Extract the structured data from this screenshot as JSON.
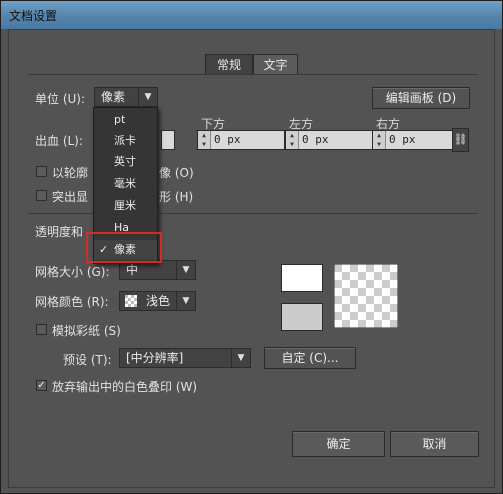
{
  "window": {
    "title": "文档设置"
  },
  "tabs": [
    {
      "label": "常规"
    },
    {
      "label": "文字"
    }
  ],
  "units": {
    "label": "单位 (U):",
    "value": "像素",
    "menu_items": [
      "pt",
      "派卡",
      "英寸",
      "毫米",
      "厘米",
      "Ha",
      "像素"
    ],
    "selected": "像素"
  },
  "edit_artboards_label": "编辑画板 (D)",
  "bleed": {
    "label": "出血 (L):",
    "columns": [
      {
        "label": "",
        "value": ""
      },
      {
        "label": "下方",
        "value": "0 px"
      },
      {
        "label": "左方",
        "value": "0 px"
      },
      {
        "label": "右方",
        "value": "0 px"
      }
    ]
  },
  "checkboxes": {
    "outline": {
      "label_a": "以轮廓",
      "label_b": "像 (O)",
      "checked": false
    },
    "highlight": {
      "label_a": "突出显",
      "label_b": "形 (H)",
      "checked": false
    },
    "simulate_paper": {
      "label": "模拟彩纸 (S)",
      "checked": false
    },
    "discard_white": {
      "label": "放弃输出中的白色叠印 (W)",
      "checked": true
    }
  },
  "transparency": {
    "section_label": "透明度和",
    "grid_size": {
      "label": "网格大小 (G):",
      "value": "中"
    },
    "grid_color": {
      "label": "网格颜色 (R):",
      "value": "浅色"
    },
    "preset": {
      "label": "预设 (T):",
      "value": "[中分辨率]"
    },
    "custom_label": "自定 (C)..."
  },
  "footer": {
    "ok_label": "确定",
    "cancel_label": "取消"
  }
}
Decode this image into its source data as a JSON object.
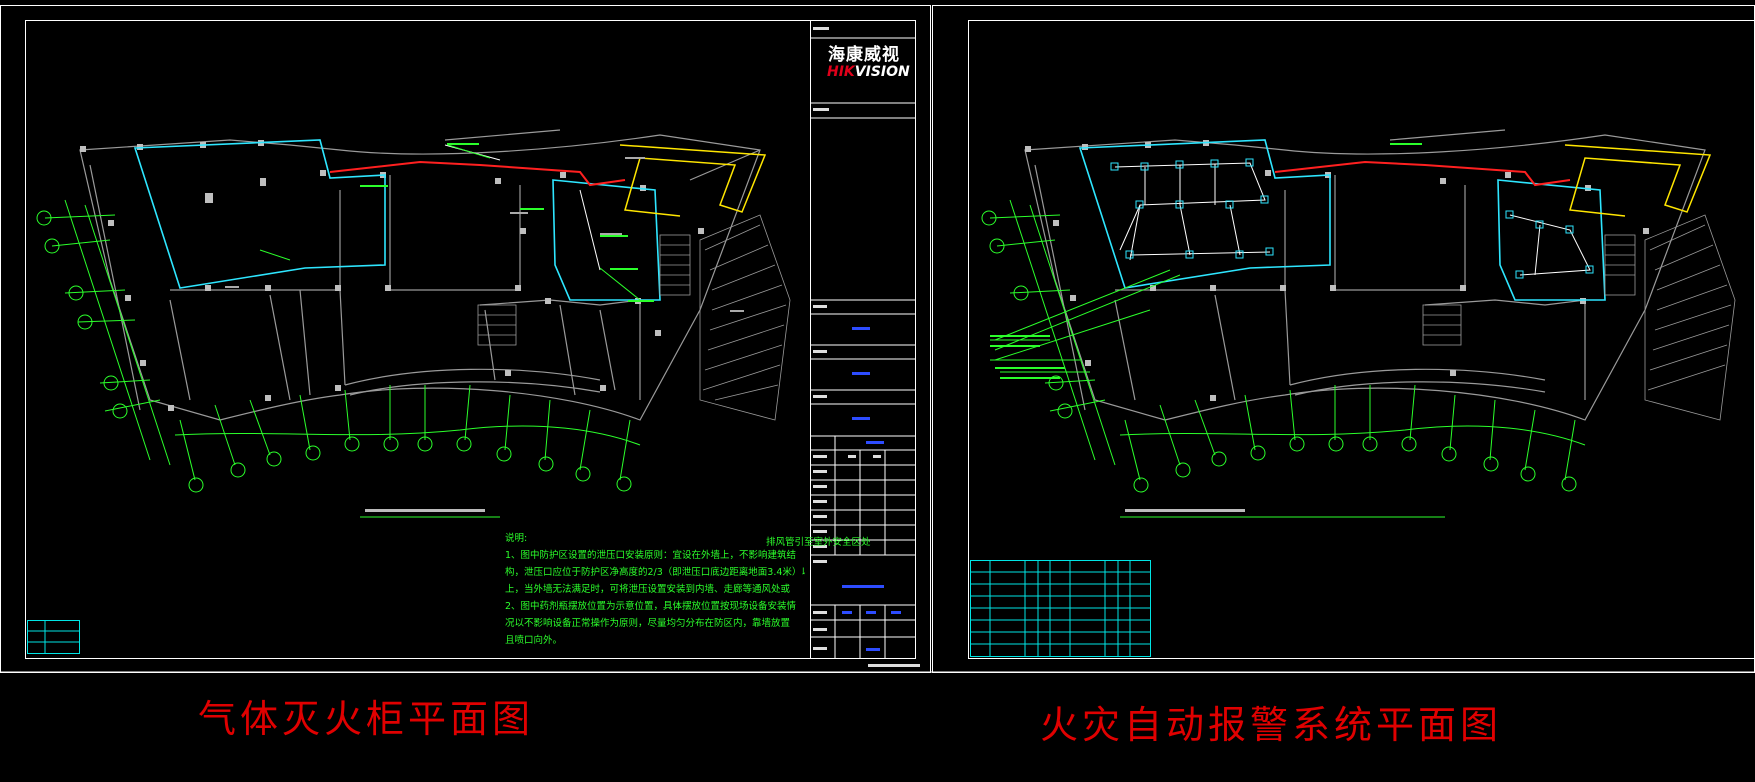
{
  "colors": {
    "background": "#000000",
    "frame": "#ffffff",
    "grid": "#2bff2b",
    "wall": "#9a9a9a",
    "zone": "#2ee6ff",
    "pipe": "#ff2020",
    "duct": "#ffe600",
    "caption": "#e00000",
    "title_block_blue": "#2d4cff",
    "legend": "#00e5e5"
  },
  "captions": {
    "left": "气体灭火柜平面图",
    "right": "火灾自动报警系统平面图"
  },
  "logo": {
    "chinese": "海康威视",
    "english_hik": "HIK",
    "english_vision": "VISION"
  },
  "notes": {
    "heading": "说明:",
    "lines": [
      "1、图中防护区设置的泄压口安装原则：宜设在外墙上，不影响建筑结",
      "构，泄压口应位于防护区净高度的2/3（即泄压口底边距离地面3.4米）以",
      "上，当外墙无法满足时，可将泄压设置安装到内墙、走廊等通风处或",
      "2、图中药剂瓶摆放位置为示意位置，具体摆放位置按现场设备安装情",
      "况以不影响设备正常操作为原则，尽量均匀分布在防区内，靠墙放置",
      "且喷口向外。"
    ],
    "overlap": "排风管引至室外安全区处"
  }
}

- [What you have to do]: Identify each line of the material where the word "data" shows up, and copy it.

- [Solution]:
Extract the structured data from this screenshot as JSON.
Decode this image into its source data as a JSON object.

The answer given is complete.